- **TASK TO COMPLETE**:
Quote, verbatim, all material below, without pictures.
— BEGIN —
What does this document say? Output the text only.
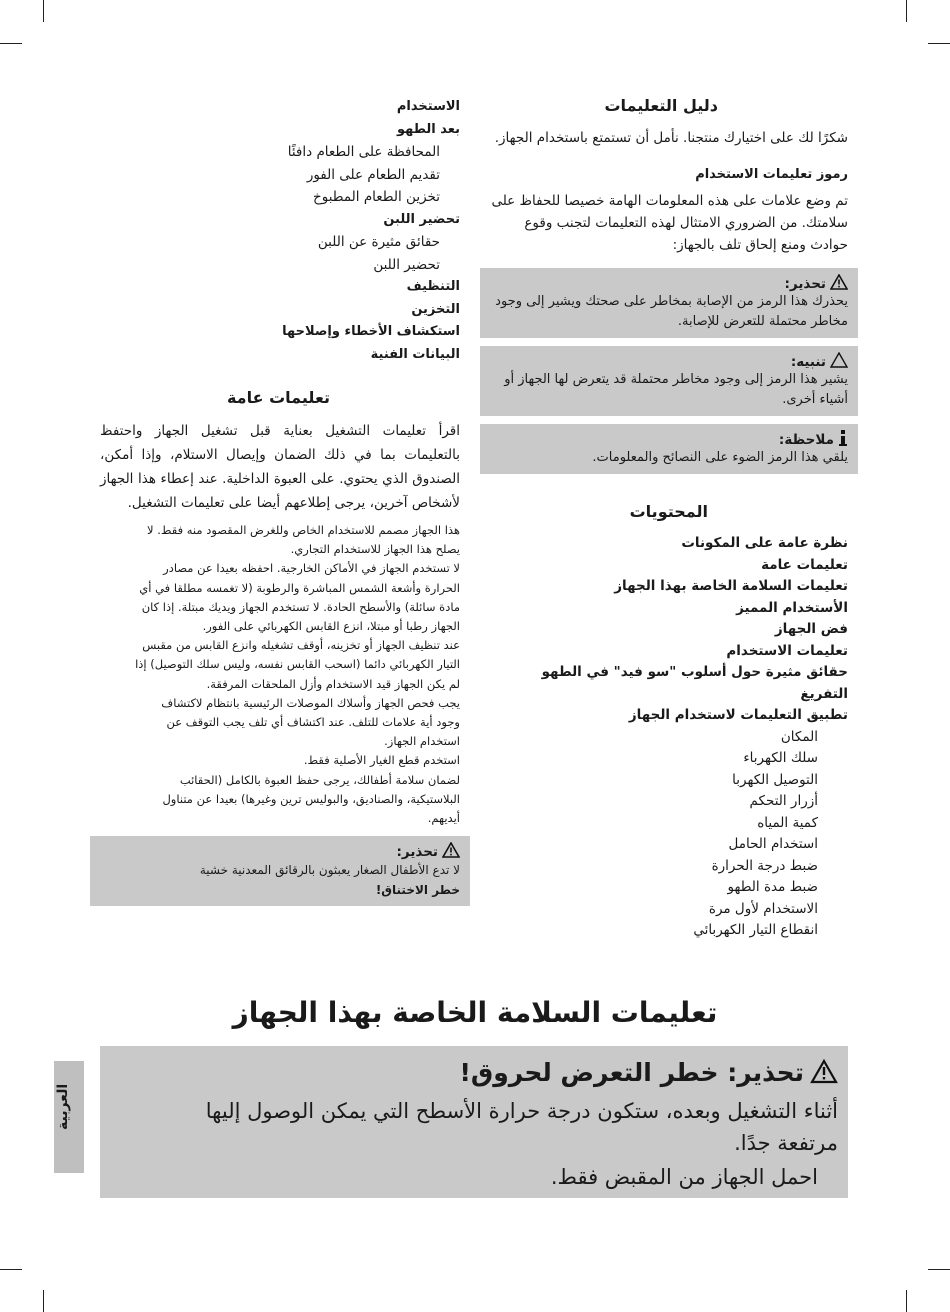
دليل التعليمات

شكرًا لك على اختيارك منتجنا. نأمل أن تستمتع باستخدام الجهاز.

رموز تعليمات الاستخدام

تم وضع علامات على هذه المعلومات الهامة خصيصا للحفاظ على سلامتك. من الضروري الامتثال لهذه التعليمات لتجنب وقوع حوادث ومنع إلحاق تلف بالجهاز:

تحذير:
يحذرك هذا الرمز من الإصابة بمخاطر على صحتك ويشير إلى وجود مخاطر محتملة للتعرض للإصابة.
تنبيه:
يشير هذا الرمز إلى وجود مخاطر محتملة قد يتعرض لها الجهاز أو أشياء أخرى.
ملاحظة:
يلقي هذا الرمز الضوء على النصائح والمعلومات.
المحتويات
نظرة عامة على المكونات
تعليمات عامة
تعليمات السلامة الخاصة بهذا الجهاز
الأستخدام المميز
فض الجهاز
تعليمات الاستخدام
حقائق مثيرة حول أسلوب "سو فيد" في الطهو
التفريغ
تطبيق التعليمات لاستخدام الجهاز
المكان
سلك الكهرباء
التوصيل الكهربا
أزرار التحكم
كمية المياه
استخدام الحامل
ضبط درجة الحرارة
ضبط مدة الطهو
الاستخدام لأول مرة
انقطاع التيار الكهربائي
الاستخدام
بعد الطهو
المحافظة على الطعام دافئًا
تقديم الطعام على الفور
تخزين الطعام المطبوخ
تحضير اللبن
حقائق مثيرة عن اللبن
تحضير اللبن
التنظيف
التخزين
استكشاف الأخطاء وإصلاحها
البيانات الفنية
تعليمات عامة

اقرأ تعليمات التشغيل بعناية قبل تشغيل الجهاز واحتفظ بالتعليمات بما في ذلك الضمان وإيصال الاستلام، وإذا أمكن، الصندوق الذي يحتوي. على العبوة الداخلية. عند إعطاء هذا الجهاز لأشخاص آخرين، يرجى إطلاعهم أيضا على تعليمات التشغيل.

هذا الجهاز مصمم للاستخدام الخاص وللغرض المقصود منه فقط. لا

يصلح هذا الجهاز للاستخدام التجاري.

لا تستخدم الجهاز في الأماكن الخارجية. احفظه بعيدا عن مصادر

الحرارة وأشعة الشمس المباشرة والرطوبة (لا تغمسه مطلقا في أي

مادة سائلة) والأسطح الحادة. لا تستخدم الجهاز ويديك مبتلة. إذا كان

الجهاز رطبا أو مبتلا، انزع القابس الكهربائي على الفور.

عند تنظيف الجهاز أو تخزينه، أوقف تشغيله وانزع القابس من مقبس

التيار الكهربائي دائما (اسحب القابس نفسه، وليس سلك التوصيل) إذا

لم يكن الجهاز قيد الاستخدام وأزل الملحقات المرفقة.

يجب فحص الجهاز وأسلاك الموصلات الرئيسية بانتظام لاكتشاف

وجود أية علامات للتلف. عند اكتشاف أي تلف يجب التوقف عن

استخدام الجهاز.

استخدم قطع الغيار الأصلية فقط.

لضمان سلامة أطفالك، يرجى حفظ العبوة بالكامل (الحقائب

البلاستيكية، والصناديق، والبوليس ترين وغيرها) بعيدا عن متناول

أيديهم.

تحذير:
لا تدع الأطفال الصغار يعبثون بالرقائق المعدنية خشية
خطر الاختناق!
تعليمات السلامة الخاصة بهذا الجهاز
تحذير: خطر التعرض لحروق!
أثناء التشغيل وبعده، ستكون درجة حرارة الأسطح التي يمكن الوصول إليها
مرتفعة جدًا.
احمل الجهاز من المقبض فقط.
العربية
— END —
- **OUTPUT BELOW**:
What does this document say? Output the text only.
دليل التعليمات

شكرًا لك على اختيارك منتجنا. نأمل أن تستمتع باستخدام الجهاز.

رموز تعليمات الاستخدام

تم وضع علامات على هذه المعلومات الهامة خصيصا للحفاظ على سلامتك. من الضروري الامتثال لهذه التعليمات لتجنب وقوع حوادث ومنع إلحاق تلف بالجهاز:

تحذير:
يحذرك هذا الرمز من الإصابة بمخاطر على صحتك ويشير إلى وجود مخاطر محتملة للتعرض للإصابة.
تنبيه:
يشير هذا الرمز إلى وجود مخاطر محتملة قد يتعرض لها الجهاز أو أشياء أخرى.
ملاحظة:
يلقي هذا الرمز الضوء على النصائح والمعلومات.
المحتويات
نظرة عامة على المكونات
تعليمات عامة
تعليمات السلامة الخاصة بهذا الجهاز
الأستخدام المميز
فض الجهاز
تعليمات الاستخدام
حقائق مثيرة حول أسلوب "سو فيد" في الطهو
التفريغ
تطبيق التعليمات لاستخدام الجهاز
المكان
سلك الكهرباء
التوصيل الكهربا
أزرار التحكم
كمية المياه
استخدام الحامل
ضبط درجة الحرارة
ضبط مدة الطهو
الاستخدام لأول مرة
انقطاع التيار الكهربائي
الاستخدام
بعد الطهو
المحافظة على الطعام دافئًا
تقديم الطعام على الفور
تخزين الطعام المطبوخ
تحضير اللبن
حقائق مثيرة عن اللبن
تحضير اللبن
التنظيف
التخزين
استكشاف الأخطاء وإصلاحها
البيانات الفنية
تعليمات عامة

اقرأ تعليمات التشغيل بعناية قبل تشغيل الجهاز واحتفظ بالتعليمات بما في ذلك الضمان وإيصال الاستلام، وإذا أمكن، الصندوق الذي يحتوي. على العبوة الداخلية. عند إعطاء هذا الجهاز لأشخاص آخرين، يرجى إطلاعهم أيضا على تعليمات التشغيل.

هذا الجهاز مصمم للاستخدام الخاص وللغرض المقصود منه فقط. لا

يصلح هذا الجهاز للاستخدام التجاري.

لا تستخدم الجهاز في الأماكن الخارجية. احفظه بعيدا عن مصادر

الحرارة وأشعة الشمس المباشرة والرطوبة (لا تغمسه مطلقا في أي

مادة سائلة) والأسطح الحادة. لا تستخدم الجهاز ويديك مبتلة. إذا كان

الجهاز رطبا أو مبتلا، انزع القابس الكهربائي على الفور.

عند تنظيف الجهاز أو تخزينه، أوقف تشغيله وانزع القابس من مقبس

التيار الكهربائي دائما (اسحب القابس نفسه، وليس سلك التوصيل) إذا

لم يكن الجهاز قيد الاستخدام وأزل الملحقات المرفقة.

يجب فحص الجهاز وأسلاك الموصلات الرئيسية بانتظام لاكتشاف

وجود أية علامات للتلف. عند اكتشاف أي تلف يجب التوقف عن

استخدام الجهاز.

استخدم قطع الغيار الأصلية فقط.

لضمان سلامة أطفالك، يرجى حفظ العبوة بالكامل (الحقائب

البلاستيكية، والصناديق، والبوليس ترين وغيرها) بعيدا عن متناول

أيديهم.

تحذير:
لا تدع الأطفال الصغار يعبثون بالرقائق المعدنية خشية
خطر الاختناق!
تعليمات السلامة الخاصة بهذا الجهاز
تحذير: خطر التعرض لحروق!
أثناء التشغيل وبعده، ستكون درجة حرارة الأسطح التي يمكن الوصول إليها
مرتفعة جدًا.
احمل الجهاز من المقبض فقط.
العربية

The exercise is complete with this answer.